What needs to be done - Reproduce all of the records exactly.

--- Provided information ---

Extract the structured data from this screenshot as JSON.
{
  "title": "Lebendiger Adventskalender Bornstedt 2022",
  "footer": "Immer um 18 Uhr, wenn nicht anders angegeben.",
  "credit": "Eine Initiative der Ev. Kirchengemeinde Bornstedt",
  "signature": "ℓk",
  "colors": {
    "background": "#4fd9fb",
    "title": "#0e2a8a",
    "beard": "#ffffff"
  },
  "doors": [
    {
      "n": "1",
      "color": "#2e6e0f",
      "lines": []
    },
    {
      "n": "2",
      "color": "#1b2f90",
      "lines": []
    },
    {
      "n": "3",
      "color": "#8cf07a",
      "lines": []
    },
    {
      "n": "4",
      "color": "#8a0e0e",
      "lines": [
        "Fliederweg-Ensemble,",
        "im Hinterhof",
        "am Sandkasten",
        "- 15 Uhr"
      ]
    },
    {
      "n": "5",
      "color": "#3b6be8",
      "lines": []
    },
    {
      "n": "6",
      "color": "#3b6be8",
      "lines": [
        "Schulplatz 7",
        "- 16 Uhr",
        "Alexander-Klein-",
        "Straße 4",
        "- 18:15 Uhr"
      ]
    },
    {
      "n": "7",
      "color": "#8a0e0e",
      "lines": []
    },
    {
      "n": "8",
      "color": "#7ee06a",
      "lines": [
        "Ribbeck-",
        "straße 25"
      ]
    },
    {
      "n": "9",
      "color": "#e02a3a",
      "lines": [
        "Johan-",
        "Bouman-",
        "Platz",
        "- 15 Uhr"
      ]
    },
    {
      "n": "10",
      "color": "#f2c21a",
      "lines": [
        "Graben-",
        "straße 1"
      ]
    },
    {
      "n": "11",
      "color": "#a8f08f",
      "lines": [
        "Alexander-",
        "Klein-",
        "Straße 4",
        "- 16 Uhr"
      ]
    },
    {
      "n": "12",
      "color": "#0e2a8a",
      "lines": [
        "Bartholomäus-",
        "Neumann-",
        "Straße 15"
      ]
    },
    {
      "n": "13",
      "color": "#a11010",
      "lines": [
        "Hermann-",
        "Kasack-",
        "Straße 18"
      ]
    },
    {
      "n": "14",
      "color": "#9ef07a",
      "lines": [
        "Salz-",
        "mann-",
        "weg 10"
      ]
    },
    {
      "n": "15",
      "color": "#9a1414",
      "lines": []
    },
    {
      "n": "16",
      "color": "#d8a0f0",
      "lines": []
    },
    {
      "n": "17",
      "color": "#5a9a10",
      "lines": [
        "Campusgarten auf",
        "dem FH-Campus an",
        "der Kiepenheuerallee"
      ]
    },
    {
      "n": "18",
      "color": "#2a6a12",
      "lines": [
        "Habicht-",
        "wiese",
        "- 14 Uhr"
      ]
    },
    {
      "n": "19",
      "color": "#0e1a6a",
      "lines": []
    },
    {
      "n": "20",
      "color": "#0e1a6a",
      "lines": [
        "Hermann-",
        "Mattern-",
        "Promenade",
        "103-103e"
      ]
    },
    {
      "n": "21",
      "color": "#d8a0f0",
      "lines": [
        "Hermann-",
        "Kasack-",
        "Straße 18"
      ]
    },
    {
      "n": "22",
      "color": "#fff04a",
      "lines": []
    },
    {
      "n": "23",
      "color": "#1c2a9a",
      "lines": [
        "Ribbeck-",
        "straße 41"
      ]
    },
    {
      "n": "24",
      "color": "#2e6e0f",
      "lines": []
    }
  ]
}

---

Finished task -
Extract the structured data from this screenshot as JSON.
{
  "title": "Lebendiger Adventskalender Bornstedt 2022",
  "footer": "Immer um 18 Uhr, wenn nicht anders angegeben.",
  "credit": "Eine Initiative der Ev. Kirchengemeinde Bornstedt",
  "signature": "ℓk",
  "colors": {
    "background": "#4fd9fb",
    "title": "#0e2a8a",
    "beard": "#ffffff"
  },
  "doors": [
    {
      "n": "1",
      "color": "#2e6e0f",
      "lines": []
    },
    {
      "n": "2",
      "color": "#1b2f90",
      "lines": []
    },
    {
      "n": "3",
      "color": "#8cf07a",
      "lines": []
    },
    {
      "n": "4",
      "color": "#8a0e0e",
      "lines": [
        "Fliederweg-Ensemble,",
        "im Hinterhof",
        "am Sandkasten",
        "- 15 Uhr"
      ]
    },
    {
      "n": "5",
      "color": "#3b6be8",
      "lines": []
    },
    {
      "n": "6",
      "color": "#3b6be8",
      "lines": [
        "Schulplatz 7",
        "- 16 Uhr",
        "Alexander-Klein-",
        "Straße 4",
        "- 18:15 Uhr"
      ]
    },
    {
      "n": "7",
      "color": "#8a0e0e",
      "lines": []
    },
    {
      "n": "8",
      "color": "#7ee06a",
      "lines": [
        "Ribbeck-",
        "straße 25"
      ]
    },
    {
      "n": "9",
      "color": "#e02a3a",
      "lines": [
        "Johan-",
        "Bouman-",
        "Platz",
        "- 15 Uhr"
      ]
    },
    {
      "n": "10",
      "color": "#f2c21a",
      "lines": [
        "Graben-",
        "straße 1"
      ]
    },
    {
      "n": "11",
      "color": "#a8f08f",
      "lines": [
        "Alexander-",
        "Klein-",
        "Straße 4",
        "- 16 Uhr"
      ]
    },
    {
      "n": "12",
      "color": "#0e2a8a",
      "lines": [
        "Bartholomäus-",
        "Neumann-",
        "Straße 15"
      ]
    },
    {
      "n": "13",
      "color": "#a11010",
      "lines": [
        "Hermann-",
        "Kasack-",
        "Straße 18"
      ]
    },
    {
      "n": "14",
      "color": "#9ef07a",
      "lines": [
        "Salz-",
        "mann-",
        "weg 10"
      ]
    },
    {
      "n": "15",
      "color": "#9a1414",
      "lines": []
    },
    {
      "n": "16",
      "color": "#d8a0f0",
      "lines": []
    },
    {
      "n": "17",
      "color": "#5a9a10",
      "lines": [
        "Campusgarten auf",
        "dem FH-Campus an",
        "der Kiepenheuerallee"
      ]
    },
    {
      "n": "18",
      "color": "#2a6a12",
      "lines": [
        "Habicht-",
        "wiese",
        "- 14 Uhr"
      ]
    },
    {
      "n": "19",
      "color": "#0e1a6a",
      "lines": []
    },
    {
      "n": "20",
      "color": "#0e1a6a",
      "lines": [
        "Hermann-",
        "Mattern-",
        "Promenade",
        "103-103e"
      ]
    },
    {
      "n": "21",
      "color": "#d8a0f0",
      "lines": [
        "Hermann-",
        "Kasack-",
        "Straße 18"
      ]
    },
    {
      "n": "22",
      "color": "#fff04a",
      "lines": []
    },
    {
      "n": "23",
      "color": "#1c2a9a",
      "lines": [
        "Ribbeck-",
        "straße 41"
      ]
    },
    {
      "n": "24",
      "color": "#2e6e0f",
      "lines": []
    }
  ]
}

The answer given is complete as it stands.